**Instruction:** Output only the count of lines that contain "concurrent".

Records
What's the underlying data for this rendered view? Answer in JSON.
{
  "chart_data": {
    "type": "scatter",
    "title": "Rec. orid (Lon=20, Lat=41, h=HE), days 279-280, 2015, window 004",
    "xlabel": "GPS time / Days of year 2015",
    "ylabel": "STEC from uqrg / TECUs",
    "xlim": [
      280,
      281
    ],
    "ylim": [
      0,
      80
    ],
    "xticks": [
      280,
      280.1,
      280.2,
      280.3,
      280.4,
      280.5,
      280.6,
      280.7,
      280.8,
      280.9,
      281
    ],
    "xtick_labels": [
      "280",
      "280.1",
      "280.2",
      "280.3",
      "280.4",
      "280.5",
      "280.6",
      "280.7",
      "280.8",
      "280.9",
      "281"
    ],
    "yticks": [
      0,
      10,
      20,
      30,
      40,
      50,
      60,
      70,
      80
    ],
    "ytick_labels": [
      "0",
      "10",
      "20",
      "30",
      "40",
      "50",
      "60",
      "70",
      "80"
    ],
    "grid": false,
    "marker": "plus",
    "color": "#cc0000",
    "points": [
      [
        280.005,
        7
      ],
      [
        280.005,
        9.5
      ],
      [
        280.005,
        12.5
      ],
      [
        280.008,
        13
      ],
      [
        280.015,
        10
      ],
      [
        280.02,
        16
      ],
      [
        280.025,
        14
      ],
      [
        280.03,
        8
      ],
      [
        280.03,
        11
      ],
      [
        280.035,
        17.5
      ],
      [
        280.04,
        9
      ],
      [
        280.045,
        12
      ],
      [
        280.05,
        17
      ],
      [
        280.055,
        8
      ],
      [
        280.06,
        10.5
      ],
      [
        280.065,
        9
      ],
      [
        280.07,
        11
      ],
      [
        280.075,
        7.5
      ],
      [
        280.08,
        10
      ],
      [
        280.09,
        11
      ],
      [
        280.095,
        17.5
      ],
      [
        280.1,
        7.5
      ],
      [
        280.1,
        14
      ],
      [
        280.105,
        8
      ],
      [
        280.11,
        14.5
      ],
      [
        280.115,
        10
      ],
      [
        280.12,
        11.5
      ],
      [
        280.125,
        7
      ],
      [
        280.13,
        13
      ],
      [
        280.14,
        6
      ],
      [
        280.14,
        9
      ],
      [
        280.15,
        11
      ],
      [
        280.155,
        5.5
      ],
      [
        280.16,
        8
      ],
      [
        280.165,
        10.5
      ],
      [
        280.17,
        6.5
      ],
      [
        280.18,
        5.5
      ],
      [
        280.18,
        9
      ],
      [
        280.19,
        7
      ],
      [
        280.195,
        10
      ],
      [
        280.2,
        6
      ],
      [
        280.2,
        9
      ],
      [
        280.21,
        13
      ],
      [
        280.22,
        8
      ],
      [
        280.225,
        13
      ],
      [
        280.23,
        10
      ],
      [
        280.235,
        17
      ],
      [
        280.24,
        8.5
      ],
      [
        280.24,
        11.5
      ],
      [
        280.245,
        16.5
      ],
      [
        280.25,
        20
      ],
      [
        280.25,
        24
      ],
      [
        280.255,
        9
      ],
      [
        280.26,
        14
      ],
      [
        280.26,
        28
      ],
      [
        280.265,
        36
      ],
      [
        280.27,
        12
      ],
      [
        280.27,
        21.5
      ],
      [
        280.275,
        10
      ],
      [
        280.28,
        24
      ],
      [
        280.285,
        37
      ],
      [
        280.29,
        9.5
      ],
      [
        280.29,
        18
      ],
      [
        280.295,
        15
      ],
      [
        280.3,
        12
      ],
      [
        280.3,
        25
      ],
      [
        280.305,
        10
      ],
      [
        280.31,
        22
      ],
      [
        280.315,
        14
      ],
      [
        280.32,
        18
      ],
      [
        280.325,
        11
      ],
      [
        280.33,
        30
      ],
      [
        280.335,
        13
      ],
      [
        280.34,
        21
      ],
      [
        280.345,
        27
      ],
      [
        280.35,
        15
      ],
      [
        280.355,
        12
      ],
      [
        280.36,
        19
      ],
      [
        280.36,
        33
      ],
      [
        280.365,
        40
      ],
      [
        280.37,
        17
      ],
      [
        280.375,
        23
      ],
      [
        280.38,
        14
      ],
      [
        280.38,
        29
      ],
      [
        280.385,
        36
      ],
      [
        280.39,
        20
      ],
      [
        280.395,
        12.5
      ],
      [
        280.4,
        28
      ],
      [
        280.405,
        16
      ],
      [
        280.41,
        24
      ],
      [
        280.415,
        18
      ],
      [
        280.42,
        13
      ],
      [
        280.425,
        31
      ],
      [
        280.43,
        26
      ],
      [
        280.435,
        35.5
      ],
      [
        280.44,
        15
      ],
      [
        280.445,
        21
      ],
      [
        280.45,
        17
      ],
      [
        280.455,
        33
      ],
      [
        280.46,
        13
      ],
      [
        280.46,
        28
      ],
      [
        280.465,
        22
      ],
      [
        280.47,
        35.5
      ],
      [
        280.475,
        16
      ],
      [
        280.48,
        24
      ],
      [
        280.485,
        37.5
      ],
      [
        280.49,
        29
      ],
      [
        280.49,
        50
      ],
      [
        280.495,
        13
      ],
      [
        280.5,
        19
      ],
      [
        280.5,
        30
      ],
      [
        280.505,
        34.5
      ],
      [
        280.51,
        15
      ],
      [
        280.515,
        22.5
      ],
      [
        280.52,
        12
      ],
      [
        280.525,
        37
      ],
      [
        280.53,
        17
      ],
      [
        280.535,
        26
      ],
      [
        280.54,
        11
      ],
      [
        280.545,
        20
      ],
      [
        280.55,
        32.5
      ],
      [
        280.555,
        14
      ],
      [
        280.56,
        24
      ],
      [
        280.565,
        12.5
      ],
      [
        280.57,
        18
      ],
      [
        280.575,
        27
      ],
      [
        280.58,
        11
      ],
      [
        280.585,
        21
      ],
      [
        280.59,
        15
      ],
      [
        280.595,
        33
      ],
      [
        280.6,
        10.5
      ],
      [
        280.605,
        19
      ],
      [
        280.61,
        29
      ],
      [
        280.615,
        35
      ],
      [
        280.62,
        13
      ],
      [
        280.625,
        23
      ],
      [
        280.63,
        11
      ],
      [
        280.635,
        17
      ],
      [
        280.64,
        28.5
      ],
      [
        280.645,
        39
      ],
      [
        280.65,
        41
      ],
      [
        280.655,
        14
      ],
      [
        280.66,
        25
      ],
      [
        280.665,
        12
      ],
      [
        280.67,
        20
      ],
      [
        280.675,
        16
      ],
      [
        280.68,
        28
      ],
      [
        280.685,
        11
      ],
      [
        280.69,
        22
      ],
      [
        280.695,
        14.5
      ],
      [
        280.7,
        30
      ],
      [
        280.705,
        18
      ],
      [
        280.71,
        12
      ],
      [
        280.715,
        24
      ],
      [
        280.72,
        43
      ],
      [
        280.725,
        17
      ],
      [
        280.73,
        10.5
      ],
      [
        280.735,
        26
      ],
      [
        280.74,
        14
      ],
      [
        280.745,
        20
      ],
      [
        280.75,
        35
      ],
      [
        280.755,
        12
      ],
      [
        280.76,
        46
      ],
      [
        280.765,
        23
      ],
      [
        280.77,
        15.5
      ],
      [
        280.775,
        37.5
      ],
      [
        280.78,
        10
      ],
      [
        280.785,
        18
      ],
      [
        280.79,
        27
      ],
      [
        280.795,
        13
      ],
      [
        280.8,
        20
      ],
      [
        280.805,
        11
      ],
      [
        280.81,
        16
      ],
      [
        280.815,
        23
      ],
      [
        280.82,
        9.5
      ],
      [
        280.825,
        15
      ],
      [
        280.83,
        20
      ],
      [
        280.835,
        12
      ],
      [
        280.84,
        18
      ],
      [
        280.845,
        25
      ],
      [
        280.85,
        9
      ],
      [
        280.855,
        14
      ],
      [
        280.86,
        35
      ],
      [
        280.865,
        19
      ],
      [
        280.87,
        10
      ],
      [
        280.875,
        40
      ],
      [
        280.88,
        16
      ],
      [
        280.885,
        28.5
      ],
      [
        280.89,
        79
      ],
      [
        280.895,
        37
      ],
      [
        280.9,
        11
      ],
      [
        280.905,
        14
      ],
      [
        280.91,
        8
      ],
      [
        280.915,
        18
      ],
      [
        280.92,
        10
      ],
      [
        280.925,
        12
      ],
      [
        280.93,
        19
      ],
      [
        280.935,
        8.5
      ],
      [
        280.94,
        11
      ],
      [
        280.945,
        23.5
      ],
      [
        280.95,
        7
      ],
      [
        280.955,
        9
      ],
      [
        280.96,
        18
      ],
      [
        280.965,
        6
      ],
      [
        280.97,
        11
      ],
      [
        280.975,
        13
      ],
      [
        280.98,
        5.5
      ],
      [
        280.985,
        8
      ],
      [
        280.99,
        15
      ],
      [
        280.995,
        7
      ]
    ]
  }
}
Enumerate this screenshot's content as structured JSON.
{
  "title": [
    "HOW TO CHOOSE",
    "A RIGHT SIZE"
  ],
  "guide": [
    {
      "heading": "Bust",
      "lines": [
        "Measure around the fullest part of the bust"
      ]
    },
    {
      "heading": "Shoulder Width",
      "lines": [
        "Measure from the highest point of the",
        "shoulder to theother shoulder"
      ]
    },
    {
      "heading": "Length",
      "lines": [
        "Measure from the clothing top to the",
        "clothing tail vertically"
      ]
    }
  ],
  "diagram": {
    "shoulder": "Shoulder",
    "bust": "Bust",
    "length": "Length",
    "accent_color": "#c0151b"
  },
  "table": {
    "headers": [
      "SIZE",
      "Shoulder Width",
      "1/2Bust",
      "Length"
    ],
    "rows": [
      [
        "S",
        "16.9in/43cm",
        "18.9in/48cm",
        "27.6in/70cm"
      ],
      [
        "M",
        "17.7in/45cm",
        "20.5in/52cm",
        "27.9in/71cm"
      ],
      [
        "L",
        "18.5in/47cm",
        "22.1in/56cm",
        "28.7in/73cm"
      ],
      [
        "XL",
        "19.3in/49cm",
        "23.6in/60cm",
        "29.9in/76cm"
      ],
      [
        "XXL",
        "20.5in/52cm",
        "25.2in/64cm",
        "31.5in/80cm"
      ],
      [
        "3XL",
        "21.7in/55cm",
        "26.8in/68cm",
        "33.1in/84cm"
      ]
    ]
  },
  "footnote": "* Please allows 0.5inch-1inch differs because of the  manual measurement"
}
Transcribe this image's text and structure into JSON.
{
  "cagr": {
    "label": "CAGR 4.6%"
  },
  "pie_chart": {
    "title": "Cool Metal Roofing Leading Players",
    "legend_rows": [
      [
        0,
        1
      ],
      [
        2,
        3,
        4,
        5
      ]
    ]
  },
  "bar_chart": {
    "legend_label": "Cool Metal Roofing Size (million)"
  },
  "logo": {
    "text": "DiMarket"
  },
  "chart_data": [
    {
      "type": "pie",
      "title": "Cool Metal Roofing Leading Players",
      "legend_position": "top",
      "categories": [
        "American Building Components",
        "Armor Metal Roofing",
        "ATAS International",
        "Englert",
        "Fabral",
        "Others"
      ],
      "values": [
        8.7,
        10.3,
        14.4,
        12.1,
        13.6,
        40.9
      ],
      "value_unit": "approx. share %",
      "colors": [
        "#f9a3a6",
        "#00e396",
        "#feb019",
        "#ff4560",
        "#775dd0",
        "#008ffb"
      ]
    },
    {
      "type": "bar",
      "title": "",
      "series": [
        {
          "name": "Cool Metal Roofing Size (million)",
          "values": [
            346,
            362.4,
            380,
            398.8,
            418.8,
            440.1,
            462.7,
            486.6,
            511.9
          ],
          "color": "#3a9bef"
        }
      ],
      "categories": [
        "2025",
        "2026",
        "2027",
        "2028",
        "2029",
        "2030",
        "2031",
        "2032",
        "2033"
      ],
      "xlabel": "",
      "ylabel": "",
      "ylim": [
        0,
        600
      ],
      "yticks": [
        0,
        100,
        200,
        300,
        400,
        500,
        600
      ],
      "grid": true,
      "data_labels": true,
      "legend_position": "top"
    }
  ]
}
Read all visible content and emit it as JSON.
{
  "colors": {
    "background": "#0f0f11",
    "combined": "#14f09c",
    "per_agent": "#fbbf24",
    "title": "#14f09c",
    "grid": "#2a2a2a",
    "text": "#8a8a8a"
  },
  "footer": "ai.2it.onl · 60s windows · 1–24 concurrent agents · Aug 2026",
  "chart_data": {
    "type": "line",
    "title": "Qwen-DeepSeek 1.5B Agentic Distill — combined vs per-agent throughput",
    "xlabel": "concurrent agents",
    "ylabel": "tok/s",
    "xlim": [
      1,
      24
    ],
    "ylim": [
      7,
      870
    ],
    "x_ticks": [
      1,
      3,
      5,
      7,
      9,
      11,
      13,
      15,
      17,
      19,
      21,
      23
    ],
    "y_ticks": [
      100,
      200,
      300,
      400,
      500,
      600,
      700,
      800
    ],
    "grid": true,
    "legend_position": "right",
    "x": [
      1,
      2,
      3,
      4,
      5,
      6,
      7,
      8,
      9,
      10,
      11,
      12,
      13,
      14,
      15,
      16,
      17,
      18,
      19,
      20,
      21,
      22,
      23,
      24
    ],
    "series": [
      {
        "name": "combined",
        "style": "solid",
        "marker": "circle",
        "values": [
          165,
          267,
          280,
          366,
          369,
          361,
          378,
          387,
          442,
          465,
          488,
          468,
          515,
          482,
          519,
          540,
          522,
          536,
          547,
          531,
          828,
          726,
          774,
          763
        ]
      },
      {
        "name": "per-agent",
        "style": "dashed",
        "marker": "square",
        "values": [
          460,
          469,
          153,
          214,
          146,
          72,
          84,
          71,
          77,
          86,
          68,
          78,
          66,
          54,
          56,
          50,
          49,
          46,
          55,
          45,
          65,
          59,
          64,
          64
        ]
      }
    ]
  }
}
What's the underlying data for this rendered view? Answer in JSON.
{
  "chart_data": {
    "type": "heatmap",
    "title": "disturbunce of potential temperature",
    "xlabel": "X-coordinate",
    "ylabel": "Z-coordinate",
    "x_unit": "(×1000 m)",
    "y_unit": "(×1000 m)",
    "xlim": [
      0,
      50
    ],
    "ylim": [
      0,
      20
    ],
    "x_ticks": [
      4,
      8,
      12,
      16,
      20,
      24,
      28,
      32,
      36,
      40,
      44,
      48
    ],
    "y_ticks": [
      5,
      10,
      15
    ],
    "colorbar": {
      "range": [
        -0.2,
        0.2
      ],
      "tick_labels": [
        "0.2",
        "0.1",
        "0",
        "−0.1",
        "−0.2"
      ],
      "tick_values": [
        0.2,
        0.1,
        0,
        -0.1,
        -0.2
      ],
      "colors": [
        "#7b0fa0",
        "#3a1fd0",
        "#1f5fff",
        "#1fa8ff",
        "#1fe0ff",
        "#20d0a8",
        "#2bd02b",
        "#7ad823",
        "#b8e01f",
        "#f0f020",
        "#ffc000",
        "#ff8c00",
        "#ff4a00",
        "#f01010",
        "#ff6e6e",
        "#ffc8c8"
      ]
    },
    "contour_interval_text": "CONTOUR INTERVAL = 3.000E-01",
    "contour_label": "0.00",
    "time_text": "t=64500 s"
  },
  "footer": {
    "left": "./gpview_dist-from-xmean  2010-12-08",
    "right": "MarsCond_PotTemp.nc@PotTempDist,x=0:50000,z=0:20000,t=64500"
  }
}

**The answer:** 2